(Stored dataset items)

......

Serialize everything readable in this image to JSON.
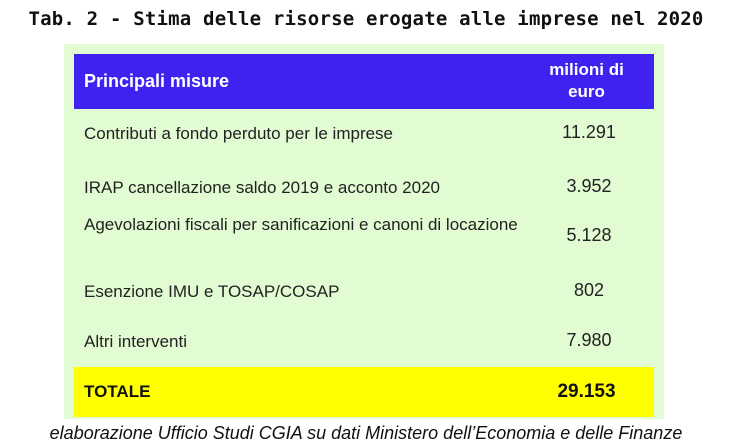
{
  "title": "Tab. 2 - Stima delle risorse erogate alle imprese nel 2020",
  "table": {
    "header": {
      "measure": "Principali misure",
      "unit_line1": "milioni di",
      "unit_line2": "euro"
    },
    "rows": [
      {
        "label": "Contributi a fondo perduto per le imprese",
        "value": "11.291"
      },
      {
        "label": "IRAP cancellazione saldo 2019 e acconto 2020",
        "value": "3.952"
      },
      {
        "label": "Agevolazioni fiscali per sanificazioni e canoni di locazione",
        "value": "5.128"
      },
      {
        "label": "Esenzione IMU e TOSAP/COSAP",
        "value": "802"
      },
      {
        "label": "Altri interventi",
        "value": "7.980"
      }
    ],
    "total": {
      "label": "TOTALE",
      "value": "29.153"
    }
  },
  "footer": "elaborazione Ufficio Studi CGIA su dati Ministero dell’Economia e delle Finanze",
  "colors": {
    "header_bg": "#3f22f0",
    "panel_bg": "#e1fbd3",
    "total_bg": "#ffff00"
  }
}
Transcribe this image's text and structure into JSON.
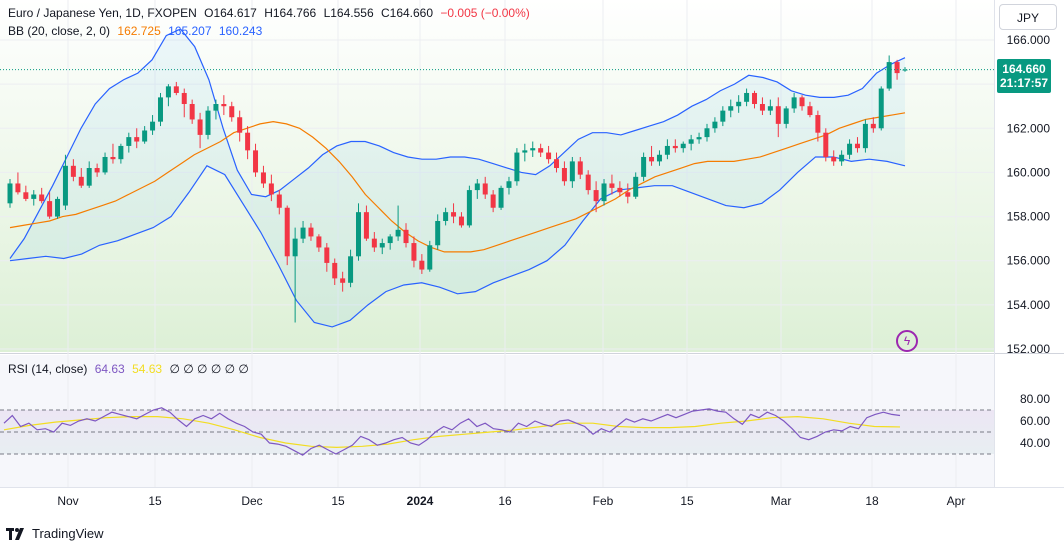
{
  "legend": {
    "symbol": "Euro / Japanese Yen, 1D, FXOPEN",
    "open": "O164.617",
    "high": "H164.766",
    "low": "L164.556",
    "close": "C164.660",
    "change": "−0.005 (−0.00%)",
    "bb_label": "BB (20, close, 2, 0)",
    "bb_basis": "162.725",
    "bb_upper": "165.207",
    "bb_lower": "160.243",
    "rsi_label": "RSI (14, close)",
    "rsi_value": "64.63",
    "rsi_ma": "54.63",
    "rsi_extra": "∅ ∅ ∅ ∅ ∅ ∅"
  },
  "currency": "JPY",
  "last_price": "164.660",
  "countdown": "21:17:57",
  "brand": "TradingView",
  "colors": {
    "up": "#089981",
    "down": "#f23645",
    "bb_basis": "#f57c00",
    "bb_band": "#2962ff",
    "rsi": "#7e57c2",
    "rsi_ma": "#f2dd22"
  },
  "chart_data": [
    {
      "type": "candlestick",
      "title": "Euro / Japanese Yen, 1D, FXOPEN",
      "y_ticks": [
        "152.000",
        "154.000",
        "156.000",
        "158.000",
        "160.000",
        "162.000",
        "164.000",
        "166.000"
      ],
      "x_ticks": [
        "Nov",
        "15",
        "Dec",
        "15",
        "2024",
        "16",
        "Feb",
        "15",
        "Mar",
        "18",
        "Apr"
      ],
      "ylim": [
        152.0,
        167.1
      ],
      "last_price": 164.66,
      "candles": [
        [
          158.6,
          159.7,
          158.4,
          159.5
        ],
        [
          159.5,
          160.0,
          159.0,
          159.1
        ],
        [
          159.1,
          159.4,
          158.7,
          158.8
        ],
        [
          158.8,
          159.2,
          158.5,
          159.0
        ],
        [
          159.0,
          159.3,
          158.6,
          158.7
        ],
        [
          158.7,
          159.1,
          157.9,
          158.0
        ],
        [
          158.0,
          158.9,
          157.9,
          158.8
        ],
        [
          158.5,
          160.8,
          158.3,
          160.3
        ],
        [
          160.3,
          160.6,
          159.6,
          159.8
        ],
        [
          159.8,
          160.2,
          159.3,
          159.4
        ],
        [
          159.4,
          160.5,
          159.3,
          160.2
        ],
        [
          160.2,
          160.4,
          159.8,
          160.0
        ],
        [
          160.0,
          160.9,
          159.9,
          160.7
        ],
        [
          160.7,
          161.3,
          160.4,
          160.6
        ],
        [
          160.6,
          161.3,
          160.4,
          161.2
        ],
        [
          161.2,
          161.8,
          160.9,
          161.6
        ],
        [
          161.6,
          162.0,
          161.1,
          161.4
        ],
        [
          161.4,
          162.1,
          161.3,
          161.9
        ],
        [
          161.9,
          162.6,
          161.7,
          162.3
        ],
        [
          162.3,
          163.6,
          162.1,
          163.4
        ],
        [
          163.4,
          164.0,
          163.0,
          163.9
        ],
        [
          163.9,
          164.1,
          163.5,
          163.6
        ],
        [
          163.6,
          163.8,
          162.5,
          163.1
        ],
        [
          163.1,
          163.3,
          162.2,
          162.4
        ],
        [
          162.4,
          162.7,
          161.1,
          161.7
        ],
        [
          161.7,
          163.0,
          161.5,
          162.8
        ],
        [
          162.8,
          163.3,
          162.4,
          163.1
        ],
        [
          163.1,
          163.5,
          162.6,
          163.0
        ],
        [
          163.0,
          163.2,
          162.3,
          162.5
        ],
        [
          162.5,
          162.8,
          161.4,
          161.8
        ],
        [
          161.8,
          162.1,
          160.6,
          161.0
        ],
        [
          161.0,
          161.3,
          159.8,
          160.0
        ],
        [
          160.0,
          160.3,
          159.3,
          159.5
        ],
        [
          159.5,
          159.9,
          158.7,
          159.0
        ],
        [
          159.0,
          159.2,
          158.1,
          158.4
        ],
        [
          158.4,
          158.5,
          155.8,
          156.2
        ],
        [
          156.2,
          157.5,
          153.2,
          157.0
        ],
        [
          157.0,
          157.8,
          156.8,
          157.5
        ],
        [
          157.5,
          157.7,
          156.9,
          157.1
        ],
        [
          157.1,
          157.2,
          156.4,
          156.6
        ],
        [
          156.6,
          156.8,
          155.5,
          155.9
        ],
        [
          155.9,
          156.1,
          154.9,
          155.2
        ],
        [
          155.2,
          155.5,
          154.6,
          155.0
        ],
        [
          155.0,
          156.5,
          154.8,
          156.2
        ],
        [
          156.2,
          158.6,
          156.0,
          158.2
        ],
        [
          158.2,
          158.5,
          156.9,
          157.0
        ],
        [
          157.0,
          157.3,
          156.4,
          156.6
        ],
        [
          156.6,
          157.0,
          156.3,
          156.8
        ],
        [
          156.8,
          157.2,
          156.5,
          157.1
        ],
        [
          157.1,
          158.5,
          156.9,
          157.4
        ],
        [
          157.4,
          157.7,
          156.6,
          156.8
        ],
        [
          156.8,
          157.1,
          155.7,
          156.0
        ],
        [
          156.0,
          156.3,
          155.4,
          155.6
        ],
        [
          155.6,
          156.9,
          155.5,
          156.7
        ],
        [
          156.7,
          158.1,
          156.5,
          157.8
        ],
        [
          157.8,
          158.4,
          157.6,
          158.2
        ],
        [
          158.2,
          158.6,
          157.7,
          158.0
        ],
        [
          158.0,
          158.2,
          157.5,
          157.6
        ],
        [
          157.6,
          159.4,
          157.5,
          159.2
        ],
        [
          159.2,
          159.7,
          158.8,
          159.5
        ],
        [
          159.5,
          159.8,
          158.8,
          159.0
        ],
        [
          159.0,
          159.2,
          158.2,
          158.4
        ],
        [
          158.4,
          159.4,
          158.3,
          159.3
        ],
        [
          159.3,
          159.8,
          159.0,
          159.6
        ],
        [
          159.6,
          161.1,
          159.4,
          160.9
        ],
        [
          160.9,
          161.3,
          160.5,
          161.0
        ],
        [
          161.0,
          161.4,
          160.7,
          161.1
        ],
        [
          161.1,
          161.3,
          160.7,
          160.9
        ],
        [
          160.9,
          161.2,
          160.4,
          160.6
        ],
        [
          160.6,
          160.9,
          160.0,
          160.2
        ],
        [
          160.2,
          160.5,
          159.4,
          159.6
        ],
        [
          159.6,
          160.7,
          159.3,
          160.5
        ],
        [
          160.5,
          160.7,
          159.7,
          159.9
        ],
        [
          159.9,
          160.1,
          159.0,
          159.2
        ],
        [
          159.2,
          159.6,
          158.2,
          158.7
        ],
        [
          158.7,
          159.7,
          158.5,
          159.5
        ],
        [
          159.5,
          159.9,
          159.0,
          159.3
        ],
        [
          159.3,
          159.6,
          158.9,
          159.1
        ],
        [
          159.1,
          159.5,
          158.6,
          158.9
        ],
        [
          158.9,
          160.0,
          158.8,
          159.8
        ],
        [
          159.8,
          160.9,
          159.6,
          160.7
        ],
        [
          160.7,
          161.2,
          160.3,
          160.5
        ],
        [
          160.5,
          161.0,
          160.3,
          160.8
        ],
        [
          160.8,
          161.5,
          160.6,
          161.2
        ],
        [
          161.2,
          161.5,
          160.9,
          161.1
        ],
        [
          161.1,
          161.4,
          160.9,
          161.3
        ],
        [
          161.3,
          161.7,
          161.0,
          161.5
        ],
        [
          161.5,
          161.8,
          161.3,
          161.6
        ],
        [
          161.6,
          162.2,
          161.4,
          162.0
        ],
        [
          162.0,
          162.5,
          161.8,
          162.3
        ],
        [
          162.3,
          163.0,
          162.1,
          162.8
        ],
        [
          162.8,
          163.3,
          162.5,
          163.0
        ],
        [
          163.0,
          163.5,
          162.7,
          163.2
        ],
        [
          163.2,
          163.8,
          163.0,
          163.6
        ],
        [
          163.6,
          163.7,
          162.9,
          163.1
        ],
        [
          163.1,
          163.4,
          162.6,
          162.8
        ],
        [
          162.8,
          163.3,
          162.6,
          163.0
        ],
        [
          163.0,
          163.4,
          161.6,
          162.2
        ],
        [
          162.2,
          163.0,
          162.0,
          162.9
        ],
        [
          162.9,
          163.6,
          162.7,
          163.4
        ],
        [
          163.4,
          163.5,
          162.8,
          163.0
        ],
        [
          163.0,
          163.2,
          162.5,
          162.6
        ],
        [
          162.6,
          162.8,
          161.4,
          161.8
        ],
        [
          161.8,
          162.0,
          160.5,
          160.7
        ],
        [
          160.7,
          161.0,
          160.3,
          160.5
        ],
        [
          160.5,
          161.0,
          160.3,
          160.8
        ],
        [
          160.8,
          161.5,
          160.6,
          161.3
        ],
        [
          161.3,
          161.6,
          160.9,
          161.1
        ],
        [
          161.1,
          162.4,
          160.9,
          162.2
        ],
        [
          162.2,
          162.5,
          161.8,
          162.0
        ],
        [
          162.0,
          163.9,
          161.9,
          163.8
        ],
        [
          163.8,
          165.3,
          163.7,
          165.0
        ],
        [
          165.0,
          165.1,
          164.2,
          164.5
        ],
        [
          164.62,
          164.77,
          164.56,
          164.66
        ]
      ],
      "bb_basis": [
        157.5,
        157.6,
        157.7,
        157.8,
        158.0,
        158.1,
        158.3,
        158.5,
        158.7,
        159.0,
        159.3,
        159.6,
        160.0,
        160.4,
        160.8,
        161.1,
        161.4,
        161.8,
        162.0,
        162.2,
        162.3,
        162.2,
        162.0,
        161.6,
        161.1,
        160.5,
        159.8,
        159.0,
        158.4,
        157.8,
        157.3,
        156.9,
        156.6,
        156.4,
        156.4,
        156.4,
        156.5,
        156.7,
        156.9,
        157.1,
        157.3,
        157.5,
        157.7,
        157.9,
        158.2,
        158.5,
        158.8,
        159.2,
        159.5,
        159.8,
        160.0,
        160.2,
        160.4,
        160.5,
        160.5,
        160.5,
        160.6,
        160.7,
        160.9,
        161.1,
        161.3,
        161.5,
        161.7,
        162.0,
        162.2,
        162.4,
        162.5,
        162.6,
        162.7
      ],
      "bb_upper": [
        156.1,
        157.0,
        158.2,
        159.4,
        160.7,
        162.0,
        163.1,
        163.8,
        164.2,
        164.5,
        165.1,
        166.2,
        166.5,
        165.7,
        164.2,
        162.0,
        160.1,
        159.0,
        158.9,
        159.2,
        159.7,
        160.2,
        160.8,
        161.2,
        161.4,
        161.4,
        161.2,
        160.9,
        160.7,
        160.6,
        160.6,
        160.7,
        160.7,
        160.6,
        160.4,
        160.2,
        160.0,
        159.9,
        160.3,
        160.9,
        161.5,
        161.8,
        161.8,
        161.7,
        161.9,
        162.1,
        162.3,
        162.6,
        163.0,
        163.3,
        163.7,
        164.0,
        164.4,
        164.3,
        164.1,
        163.7,
        163.5,
        163.4,
        163.4,
        163.5,
        163.8,
        164.5,
        164.9,
        165.2
      ],
      "bb_lower": [
        156.0,
        156.1,
        156.2,
        156.1,
        156.3,
        156.7,
        156.9,
        157.2,
        157.5,
        158.0,
        159.1,
        160.3,
        159.9,
        158.6,
        157.3,
        155.8,
        154.2,
        153.2,
        153.0,
        153.3,
        154.0,
        154.6,
        154.9,
        155.0,
        154.8,
        154.5,
        154.6,
        155.0,
        155.3,
        155.6,
        156.0,
        156.7,
        157.8,
        158.8,
        159.2,
        159.3,
        159.4,
        159.4,
        159.1,
        158.8,
        158.5,
        158.4,
        158.6,
        159.2,
        160.0,
        160.7,
        160.7,
        160.5,
        160.6,
        160.5,
        160.3
      ]
    },
    {
      "type": "line",
      "title": "RSI (14, close)",
      "y_ticks": [
        "40.00",
        "60.00",
        "80.00"
      ],
      "ylim": [
        28,
        81
      ],
      "levels": [
        30,
        50,
        70
      ],
      "series": [
        {
          "name": "RSI",
          "values": [
            58,
            65,
            55,
            58,
            52,
            53,
            50,
            58,
            56,
            60,
            62,
            60,
            64,
            68,
            66,
            64,
            62,
            66,
            70,
            72,
            68,
            61,
            55,
            62,
            65,
            62,
            67,
            62,
            58,
            55,
            50,
            48,
            40,
            39,
            37,
            33,
            29,
            35,
            38,
            34,
            30,
            34,
            38,
            46,
            43,
            38,
            40,
            43,
            45,
            40,
            38,
            43,
            50,
            55,
            52,
            58,
            62,
            55,
            58,
            53,
            52,
            50,
            58,
            55,
            60,
            57,
            55,
            60,
            61,
            58,
            55,
            48,
            53,
            50,
            56,
            62,
            59,
            62,
            60,
            63,
            66,
            63,
            66,
            69,
            70,
            71,
            69,
            68,
            62,
            57,
            66,
            63,
            68,
            65,
            60,
            53,
            45,
            43,
            46,
            50,
            52,
            51,
            55,
            53,
            63,
            66,
            68,
            66,
            65
          ]
        },
        {
          "name": "RSI MA",
          "values": [
            52,
            56,
            59,
            61,
            63,
            64,
            64,
            62,
            58,
            52,
            45,
            40,
            37,
            36,
            37,
            39,
            43,
            46,
            48,
            50,
            52,
            55,
            58,
            58,
            55,
            54,
            54,
            55,
            58,
            60,
            63,
            64,
            62,
            58,
            55,
            54.6
          ]
        }
      ]
    }
  ]
}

......

Aim of the exercise :: Tally how many lines of the material contain the word "JSON". The answer must be the number and nothing else.

Written answer :: 2